STATED PROBLEM>
All of the data below must be repeated exactly.
»»
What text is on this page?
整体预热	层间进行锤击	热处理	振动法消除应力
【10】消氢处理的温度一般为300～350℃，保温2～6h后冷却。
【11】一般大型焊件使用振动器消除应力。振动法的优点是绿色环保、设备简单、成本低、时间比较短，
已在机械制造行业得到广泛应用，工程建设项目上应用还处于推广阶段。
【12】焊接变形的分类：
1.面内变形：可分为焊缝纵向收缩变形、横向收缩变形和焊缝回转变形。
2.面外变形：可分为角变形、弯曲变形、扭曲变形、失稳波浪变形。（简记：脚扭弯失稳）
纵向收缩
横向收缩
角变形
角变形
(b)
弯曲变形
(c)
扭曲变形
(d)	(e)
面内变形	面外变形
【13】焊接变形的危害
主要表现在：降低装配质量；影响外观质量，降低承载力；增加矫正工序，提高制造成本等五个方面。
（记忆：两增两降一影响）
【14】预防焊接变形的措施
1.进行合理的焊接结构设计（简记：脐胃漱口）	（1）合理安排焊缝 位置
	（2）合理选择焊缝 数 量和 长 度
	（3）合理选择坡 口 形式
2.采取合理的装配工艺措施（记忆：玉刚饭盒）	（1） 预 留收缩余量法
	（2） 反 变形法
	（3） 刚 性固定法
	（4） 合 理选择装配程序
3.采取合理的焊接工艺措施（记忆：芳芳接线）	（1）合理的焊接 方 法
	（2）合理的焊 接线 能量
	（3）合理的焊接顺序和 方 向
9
««
OUTPUT FOR THIS EXERCISE>
What text is on this page?
整体预热	层间进行锤击	热处理	振动法消除应力
【10】消氢处理的温度一般为300～350℃，保温2～6h后冷却。
【11】一般大型焊件使用振动器消除应力。振动法的优点是绿色环保、设备简单、成本低、时间比较短，
已在机械制造行业得到广泛应用，工程建设项目上应用还处于推广阶段。
【12】焊接变形的分类：
1.面内变形：可分为焊缝纵向收缩变形、横向收缩变形和焊缝回转变形。
2.面外变形：可分为角变形、弯曲变形、扭曲变形、失稳波浪变形。（简记：脚扭弯失稳）
纵向收缩
横向收缩
角变形
角变形
(b)
弯曲变形
(c)
扭曲变形
(d)	(e)
面内变形	面外变形
【13】焊接变形的危害
主要表现在：降低装配质量；影响外观质量，降低承载力；增加矫正工序，提高制造成本等五个方面。
（记忆：两增两降一影响）
【14】预防焊接变形的措施
1.进行合理的焊接结构设计（简记：脐胃漱口）	（1）合理安排焊缝 位置
	（2）合理选择焊缝 数 量和 长 度
	（3）合理选择坡 口 形式
2.采取合理的装配工艺措施（记忆：玉刚饭盒）	（1） 预 留收缩余量法
	（2） 反 变形法
	（3） 刚 性固定法
	（4） 合 理选择装配程序
3.采取合理的焊接工艺措施（记忆：芳芳接线）	（1）合理的焊接 方 法
	（2）合理的焊 接线 能量
	（3）合理的焊接顺序和 方 向
9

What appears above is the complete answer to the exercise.